• [DO THIS] Pick out every line in the data below that holds "color".

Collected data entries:
%%
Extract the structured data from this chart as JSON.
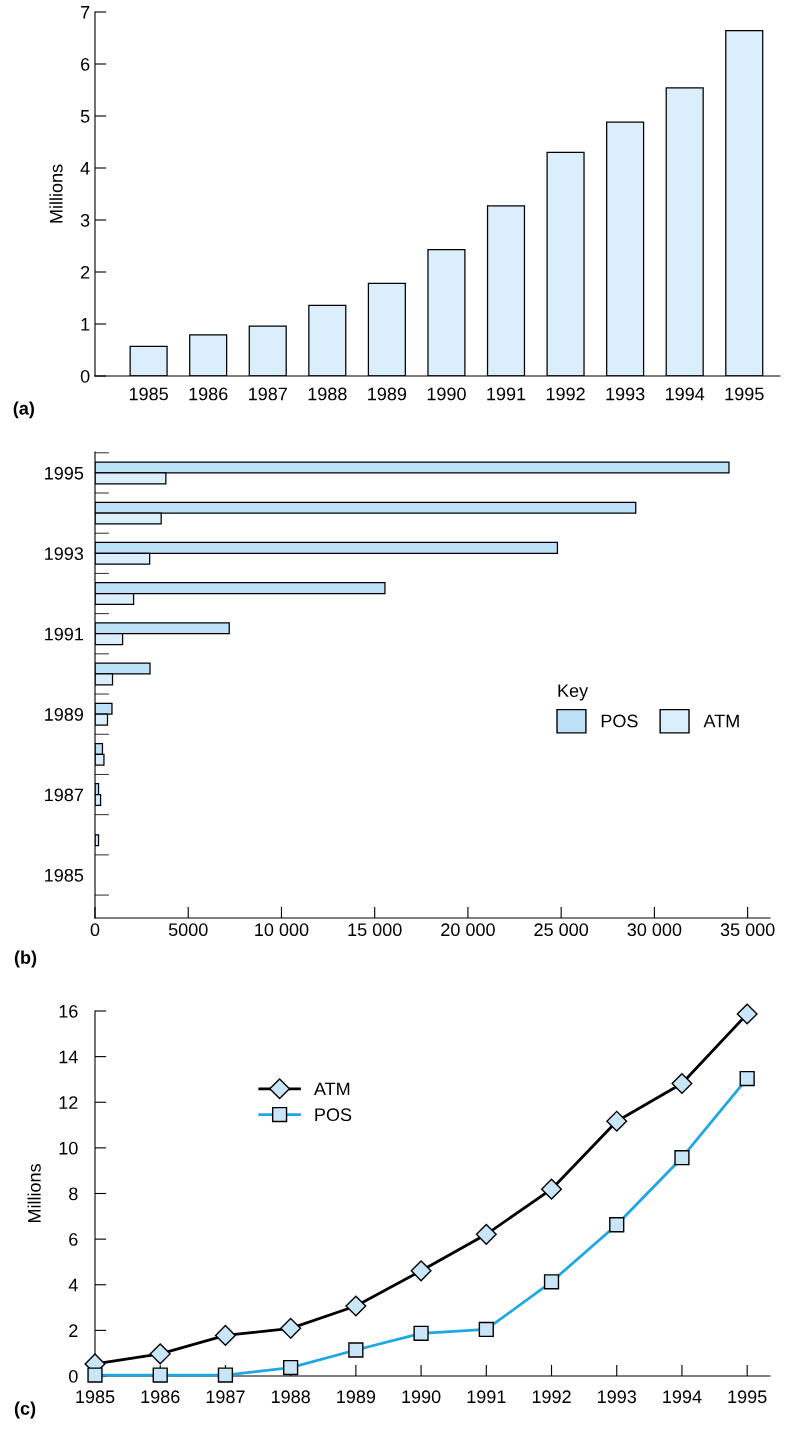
{
  "chart_data": [
    {
      "type": "bar",
      "categories": [
        "1985",
        "1986",
        "1987",
        "1988",
        "1989",
        "1990",
        "1991",
        "1992",
        "1993",
        "1994",
        "1995"
      ],
      "values": [
        0.57,
        0.79,
        0.96,
        1.36,
        1.78,
        2.43,
        3.27,
        4.3,
        4.88,
        5.54,
        6.64
      ],
      "color": "#dbeefb",
      "ylim": [
        0,
        7
      ],
      "yticks": [
        0,
        1,
        2,
        3,
        4,
        5,
        6,
        7
      ],
      "ylabel": "Millions",
      "grid": false,
      "annotations": [
        "(a)"
      ]
    },
    {
      "type": "bar",
      "orientation": "horizontal",
      "categories": [
        "1995",
        null,
        "1993",
        null,
        "1991",
        null,
        "1989",
        null,
        "1987",
        null,
        "1985"
      ],
      "series": [
        {
          "name": "POS",
          "color": "#bde2f7",
          "values": [
            34000,
            29000,
            24800,
            15550,
            7200,
            2950,
            910,
            400,
            190,
            null,
            null
          ]
        },
        {
          "name": "ATM",
          "color": "#dbeefb",
          "values": [
            3800,
            3550,
            2930,
            2070,
            1480,
            940,
            670,
            480,
            300,
            190,
            null
          ]
        }
      ],
      "xlim": [
        0,
        36200
      ],
      "xticks": [
        0,
        5000,
        {
          "value": 10000,
          "label": "10 000"
        },
        {
          "value": 15000,
          "label": "15 000"
        },
        {
          "value": 20000,
          "label": "20 000"
        },
        {
          "value": 25000,
          "label": "25 000"
        },
        {
          "value": 30000,
          "label": "30 000"
        },
        {
          "value": 35000,
          "label": "35 000"
        }
      ],
      "legend": "center right",
      "legend_title": "Key",
      "grid": false,
      "annotations": [
        "(b)"
      ]
    },
    {
      "type": "line",
      "x": [
        1985,
        1986,
        1987,
        1988,
        1989,
        1990,
        1991,
        1992,
        1993,
        1994,
        1995
      ],
      "series": [
        {
          "name": "ATM",
          "color": "#000000",
          "marker": "diamond",
          "values": [
            0.53,
            0.97,
            1.78,
            2.09,
            3.07,
            4.61,
            6.21,
            8.19,
            11.17,
            12.82,
            15.87
          ]
        },
        {
          "name": "POS",
          "color": "#1ea7e1",
          "marker": "square",
          "values": [
            0.04,
            0.04,
            0.04,
            0.37,
            1.14,
            1.87,
            2.04,
            4.13,
            6.63,
            9.57,
            13.04
          ]
        }
      ],
      "xlim": [
        1985,
        1995.35
      ],
      "xticks": [
        1985,
        1986,
        1987,
        1988,
        1989,
        1990,
        1991,
        1992,
        1993,
        1994,
        1995
      ],
      "ylim": [
        0,
        16
      ],
      "yticks": [
        0,
        2,
        4,
        6,
        8,
        10,
        12,
        14,
        16
      ],
      "ylabel": "Millions",
      "legend": "top left",
      "grid": false,
      "annotations": [
        "(c)"
      ]
    }
  ]
}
%%
• [THE OUTPUT]
      "color": "#dbeefb",
          "color": "#bde2f7",
          "color": "#dbeefb",
          "color": "#000000",
          "color": "#1ea7e1",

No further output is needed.